# [Prompt]
Repeat all of the records verbatim.
****************************************
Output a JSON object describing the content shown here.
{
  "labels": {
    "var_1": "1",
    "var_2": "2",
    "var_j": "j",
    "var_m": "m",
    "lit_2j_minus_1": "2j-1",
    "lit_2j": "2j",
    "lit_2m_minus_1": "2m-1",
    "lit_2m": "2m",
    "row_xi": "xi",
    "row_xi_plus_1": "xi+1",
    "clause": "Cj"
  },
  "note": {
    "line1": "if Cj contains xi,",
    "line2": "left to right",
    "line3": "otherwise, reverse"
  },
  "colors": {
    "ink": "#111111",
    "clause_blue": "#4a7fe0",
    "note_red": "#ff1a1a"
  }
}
****************************************
# [Written answer]
Output a JSON object describing the content shown here.
{
  "labels": {
    "var_1": "1",
    "var_2": "2",
    "var_j": "j",
    "var_m": "m",
    "lit_2j_minus_1": "2j-1",
    "lit_2j": "2j",
    "lit_2m_minus_1": "2m-1",
    "lit_2m": "2m",
    "row_xi": "xi",
    "row_xi_plus_1": "xi+1",
    "clause": "Cj"
  },
  "note": {
    "line1": "if Cj contains xi,",
    "line2": "left to right",
    "line3": "otherwise, reverse"
  },
  "colors": {
    "ink": "#111111",
    "clause_blue": "#4a7fe0",
    "note_red": "#ff1a1a"
  }
}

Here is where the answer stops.